* _MATERIAL FOR THIS EXERCISE_:
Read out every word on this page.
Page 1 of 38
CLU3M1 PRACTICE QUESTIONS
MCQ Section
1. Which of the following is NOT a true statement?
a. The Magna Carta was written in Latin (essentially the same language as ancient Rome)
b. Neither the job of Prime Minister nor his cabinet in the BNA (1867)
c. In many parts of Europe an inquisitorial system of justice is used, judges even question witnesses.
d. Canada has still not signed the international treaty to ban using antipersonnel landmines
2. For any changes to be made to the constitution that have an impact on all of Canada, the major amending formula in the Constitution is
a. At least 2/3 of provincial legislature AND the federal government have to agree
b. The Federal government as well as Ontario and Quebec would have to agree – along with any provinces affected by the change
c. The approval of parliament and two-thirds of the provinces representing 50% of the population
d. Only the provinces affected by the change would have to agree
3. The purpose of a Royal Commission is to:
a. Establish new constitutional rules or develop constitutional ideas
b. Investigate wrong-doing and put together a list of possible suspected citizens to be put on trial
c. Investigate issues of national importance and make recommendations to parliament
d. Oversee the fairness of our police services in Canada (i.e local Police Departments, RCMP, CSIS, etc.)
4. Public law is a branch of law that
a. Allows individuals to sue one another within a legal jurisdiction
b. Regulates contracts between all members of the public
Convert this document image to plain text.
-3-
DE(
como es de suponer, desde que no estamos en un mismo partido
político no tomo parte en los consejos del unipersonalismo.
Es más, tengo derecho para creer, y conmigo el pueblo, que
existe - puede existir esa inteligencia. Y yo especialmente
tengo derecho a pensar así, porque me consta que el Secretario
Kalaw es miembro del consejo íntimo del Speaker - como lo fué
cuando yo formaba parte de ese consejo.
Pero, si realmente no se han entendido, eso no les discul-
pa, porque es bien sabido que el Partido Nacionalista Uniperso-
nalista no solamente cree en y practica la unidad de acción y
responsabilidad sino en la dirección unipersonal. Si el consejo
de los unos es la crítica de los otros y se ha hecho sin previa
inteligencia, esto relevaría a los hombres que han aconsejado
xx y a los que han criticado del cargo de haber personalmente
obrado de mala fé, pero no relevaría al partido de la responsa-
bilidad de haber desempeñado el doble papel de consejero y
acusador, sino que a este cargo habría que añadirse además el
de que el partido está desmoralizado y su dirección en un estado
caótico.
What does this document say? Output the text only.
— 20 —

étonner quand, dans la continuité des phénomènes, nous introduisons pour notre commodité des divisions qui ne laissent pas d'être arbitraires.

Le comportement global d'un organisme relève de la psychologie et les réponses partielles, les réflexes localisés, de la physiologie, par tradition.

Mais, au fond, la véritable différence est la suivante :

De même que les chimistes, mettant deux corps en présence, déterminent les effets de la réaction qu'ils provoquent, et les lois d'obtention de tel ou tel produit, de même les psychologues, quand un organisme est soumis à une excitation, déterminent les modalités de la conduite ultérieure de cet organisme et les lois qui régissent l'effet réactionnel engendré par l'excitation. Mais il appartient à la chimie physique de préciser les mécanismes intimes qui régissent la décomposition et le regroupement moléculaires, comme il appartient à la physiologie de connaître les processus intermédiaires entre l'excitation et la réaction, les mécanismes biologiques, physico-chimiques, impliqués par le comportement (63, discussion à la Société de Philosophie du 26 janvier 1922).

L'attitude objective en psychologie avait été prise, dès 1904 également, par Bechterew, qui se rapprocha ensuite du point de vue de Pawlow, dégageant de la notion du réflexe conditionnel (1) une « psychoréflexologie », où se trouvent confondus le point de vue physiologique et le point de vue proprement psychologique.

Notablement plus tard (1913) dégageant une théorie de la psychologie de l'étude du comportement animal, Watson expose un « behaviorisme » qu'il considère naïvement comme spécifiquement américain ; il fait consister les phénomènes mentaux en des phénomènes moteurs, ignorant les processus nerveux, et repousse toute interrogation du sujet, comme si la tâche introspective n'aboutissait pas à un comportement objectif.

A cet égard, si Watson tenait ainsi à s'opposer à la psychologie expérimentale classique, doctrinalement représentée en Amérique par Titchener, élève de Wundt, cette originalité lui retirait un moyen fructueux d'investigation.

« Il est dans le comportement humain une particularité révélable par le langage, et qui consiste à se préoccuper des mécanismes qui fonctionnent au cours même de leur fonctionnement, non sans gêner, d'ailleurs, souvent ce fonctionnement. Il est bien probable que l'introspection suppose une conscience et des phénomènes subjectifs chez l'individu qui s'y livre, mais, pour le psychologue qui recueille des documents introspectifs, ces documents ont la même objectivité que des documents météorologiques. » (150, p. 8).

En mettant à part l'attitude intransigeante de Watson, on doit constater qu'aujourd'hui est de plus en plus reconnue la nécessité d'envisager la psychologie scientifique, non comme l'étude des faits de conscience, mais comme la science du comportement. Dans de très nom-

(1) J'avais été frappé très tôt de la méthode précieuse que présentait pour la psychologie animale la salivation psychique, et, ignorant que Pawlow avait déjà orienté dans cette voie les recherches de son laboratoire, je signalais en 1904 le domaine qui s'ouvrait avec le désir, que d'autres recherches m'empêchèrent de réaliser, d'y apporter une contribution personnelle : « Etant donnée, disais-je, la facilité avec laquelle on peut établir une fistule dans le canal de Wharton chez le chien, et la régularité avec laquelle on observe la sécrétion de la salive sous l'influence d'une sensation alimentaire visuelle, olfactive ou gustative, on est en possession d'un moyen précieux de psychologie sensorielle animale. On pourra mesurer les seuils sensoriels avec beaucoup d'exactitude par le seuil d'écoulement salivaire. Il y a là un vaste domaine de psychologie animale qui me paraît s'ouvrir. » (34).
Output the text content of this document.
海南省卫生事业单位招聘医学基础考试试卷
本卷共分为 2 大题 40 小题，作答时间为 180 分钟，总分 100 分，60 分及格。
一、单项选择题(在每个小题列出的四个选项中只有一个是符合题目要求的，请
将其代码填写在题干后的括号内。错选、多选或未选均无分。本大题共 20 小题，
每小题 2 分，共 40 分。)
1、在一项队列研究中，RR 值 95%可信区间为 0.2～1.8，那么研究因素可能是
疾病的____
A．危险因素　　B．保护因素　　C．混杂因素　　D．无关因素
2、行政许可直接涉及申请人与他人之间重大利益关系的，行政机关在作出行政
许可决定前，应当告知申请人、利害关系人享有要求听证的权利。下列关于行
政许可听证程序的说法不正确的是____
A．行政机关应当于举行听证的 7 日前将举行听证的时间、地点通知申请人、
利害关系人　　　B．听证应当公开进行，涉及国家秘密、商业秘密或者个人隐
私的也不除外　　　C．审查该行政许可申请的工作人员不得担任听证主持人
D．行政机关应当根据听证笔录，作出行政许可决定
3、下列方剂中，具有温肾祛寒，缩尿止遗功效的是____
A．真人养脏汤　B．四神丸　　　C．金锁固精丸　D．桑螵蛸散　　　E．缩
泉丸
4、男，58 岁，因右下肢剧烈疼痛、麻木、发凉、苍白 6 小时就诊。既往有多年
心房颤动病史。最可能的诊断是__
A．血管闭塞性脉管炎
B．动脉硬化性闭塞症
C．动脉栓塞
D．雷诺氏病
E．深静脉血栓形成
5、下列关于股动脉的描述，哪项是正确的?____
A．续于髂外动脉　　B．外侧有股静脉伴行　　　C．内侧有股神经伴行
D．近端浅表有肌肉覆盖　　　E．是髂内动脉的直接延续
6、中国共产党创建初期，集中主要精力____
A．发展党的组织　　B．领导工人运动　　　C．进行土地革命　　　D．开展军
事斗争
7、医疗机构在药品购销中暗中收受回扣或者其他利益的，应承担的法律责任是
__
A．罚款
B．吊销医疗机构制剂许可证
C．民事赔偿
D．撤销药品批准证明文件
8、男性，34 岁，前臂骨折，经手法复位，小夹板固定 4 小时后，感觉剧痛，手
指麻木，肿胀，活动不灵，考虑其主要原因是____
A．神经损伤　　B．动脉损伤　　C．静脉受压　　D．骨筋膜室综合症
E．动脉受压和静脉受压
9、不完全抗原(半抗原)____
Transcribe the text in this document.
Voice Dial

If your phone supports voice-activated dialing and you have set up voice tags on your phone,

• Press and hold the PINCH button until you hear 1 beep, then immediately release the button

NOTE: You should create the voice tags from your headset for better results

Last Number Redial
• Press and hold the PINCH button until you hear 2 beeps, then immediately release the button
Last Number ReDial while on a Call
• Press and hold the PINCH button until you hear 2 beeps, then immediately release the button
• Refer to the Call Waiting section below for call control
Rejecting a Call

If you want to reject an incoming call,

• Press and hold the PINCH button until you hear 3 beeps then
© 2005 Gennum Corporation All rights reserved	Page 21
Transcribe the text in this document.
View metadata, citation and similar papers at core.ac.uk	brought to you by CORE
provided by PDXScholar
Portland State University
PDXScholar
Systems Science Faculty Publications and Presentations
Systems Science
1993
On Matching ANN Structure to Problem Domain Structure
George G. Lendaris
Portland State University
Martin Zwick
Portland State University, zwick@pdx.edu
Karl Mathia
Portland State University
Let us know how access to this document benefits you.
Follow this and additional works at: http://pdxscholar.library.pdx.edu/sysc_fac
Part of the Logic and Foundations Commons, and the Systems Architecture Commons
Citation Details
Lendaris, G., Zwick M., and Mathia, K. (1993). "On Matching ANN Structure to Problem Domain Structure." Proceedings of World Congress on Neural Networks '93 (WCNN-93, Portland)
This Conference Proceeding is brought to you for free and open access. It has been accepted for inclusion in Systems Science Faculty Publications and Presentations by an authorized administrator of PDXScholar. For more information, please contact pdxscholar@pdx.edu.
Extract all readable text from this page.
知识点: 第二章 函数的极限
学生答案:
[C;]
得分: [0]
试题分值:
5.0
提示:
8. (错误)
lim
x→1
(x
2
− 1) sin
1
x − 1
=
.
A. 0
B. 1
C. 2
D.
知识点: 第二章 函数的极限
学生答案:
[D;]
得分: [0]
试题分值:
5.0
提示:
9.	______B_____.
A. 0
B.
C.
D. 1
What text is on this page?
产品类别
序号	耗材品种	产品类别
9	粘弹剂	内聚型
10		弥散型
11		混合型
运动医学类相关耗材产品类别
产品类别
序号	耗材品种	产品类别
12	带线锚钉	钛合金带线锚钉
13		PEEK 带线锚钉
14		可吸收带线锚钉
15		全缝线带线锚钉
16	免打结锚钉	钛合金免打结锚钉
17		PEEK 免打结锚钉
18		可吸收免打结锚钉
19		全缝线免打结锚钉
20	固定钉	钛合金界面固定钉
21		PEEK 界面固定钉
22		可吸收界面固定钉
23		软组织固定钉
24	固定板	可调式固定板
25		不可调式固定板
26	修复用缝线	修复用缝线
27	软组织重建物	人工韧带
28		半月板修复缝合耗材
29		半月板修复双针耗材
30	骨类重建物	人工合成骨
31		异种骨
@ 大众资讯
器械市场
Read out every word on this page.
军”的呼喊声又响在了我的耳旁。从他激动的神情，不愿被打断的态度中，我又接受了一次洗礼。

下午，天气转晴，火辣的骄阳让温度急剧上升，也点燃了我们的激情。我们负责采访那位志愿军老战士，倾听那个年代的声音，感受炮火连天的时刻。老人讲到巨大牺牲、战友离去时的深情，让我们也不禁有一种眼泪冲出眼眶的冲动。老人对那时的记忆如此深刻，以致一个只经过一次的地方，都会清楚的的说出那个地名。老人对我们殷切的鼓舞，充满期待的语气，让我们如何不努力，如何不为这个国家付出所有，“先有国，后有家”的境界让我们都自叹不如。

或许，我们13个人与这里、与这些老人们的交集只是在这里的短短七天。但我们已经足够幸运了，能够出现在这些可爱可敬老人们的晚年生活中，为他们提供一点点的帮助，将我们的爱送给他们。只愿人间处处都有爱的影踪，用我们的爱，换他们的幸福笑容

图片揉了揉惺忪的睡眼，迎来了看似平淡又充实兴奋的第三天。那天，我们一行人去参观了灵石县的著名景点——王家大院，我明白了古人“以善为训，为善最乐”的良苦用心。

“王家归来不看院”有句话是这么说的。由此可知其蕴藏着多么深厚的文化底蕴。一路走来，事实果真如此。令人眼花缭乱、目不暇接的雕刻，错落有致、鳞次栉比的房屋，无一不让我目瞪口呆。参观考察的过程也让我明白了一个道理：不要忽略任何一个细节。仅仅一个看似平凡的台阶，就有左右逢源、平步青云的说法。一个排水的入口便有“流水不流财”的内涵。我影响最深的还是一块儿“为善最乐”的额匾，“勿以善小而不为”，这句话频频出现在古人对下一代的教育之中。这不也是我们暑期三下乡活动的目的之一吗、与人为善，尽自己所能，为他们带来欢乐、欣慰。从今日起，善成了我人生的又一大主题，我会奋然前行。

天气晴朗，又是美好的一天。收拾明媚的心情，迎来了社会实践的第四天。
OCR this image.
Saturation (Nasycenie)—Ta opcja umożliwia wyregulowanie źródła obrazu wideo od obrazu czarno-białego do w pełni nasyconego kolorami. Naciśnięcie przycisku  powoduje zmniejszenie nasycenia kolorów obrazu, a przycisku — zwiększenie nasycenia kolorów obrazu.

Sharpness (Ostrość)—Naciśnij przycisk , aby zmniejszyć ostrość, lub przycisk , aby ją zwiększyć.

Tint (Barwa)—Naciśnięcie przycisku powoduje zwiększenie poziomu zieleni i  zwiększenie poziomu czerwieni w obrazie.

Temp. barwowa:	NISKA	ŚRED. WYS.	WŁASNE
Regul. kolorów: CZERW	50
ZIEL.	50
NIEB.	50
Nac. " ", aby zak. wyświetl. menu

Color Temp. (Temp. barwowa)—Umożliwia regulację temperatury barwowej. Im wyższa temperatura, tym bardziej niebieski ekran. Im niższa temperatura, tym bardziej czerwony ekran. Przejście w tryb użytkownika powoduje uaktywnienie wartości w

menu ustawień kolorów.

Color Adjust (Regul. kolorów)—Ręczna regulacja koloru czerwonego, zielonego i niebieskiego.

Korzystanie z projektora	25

* _REQUIRED WORK_: From the entries above, copy every line where the word "tengo" shows up.

* _SOLUTION FOR THIS EXERCISE_:
Es más, tengo derecho para creer, y conmigo el pueblo, que
tengo derecho a pensar así, porque me consta que el Secretario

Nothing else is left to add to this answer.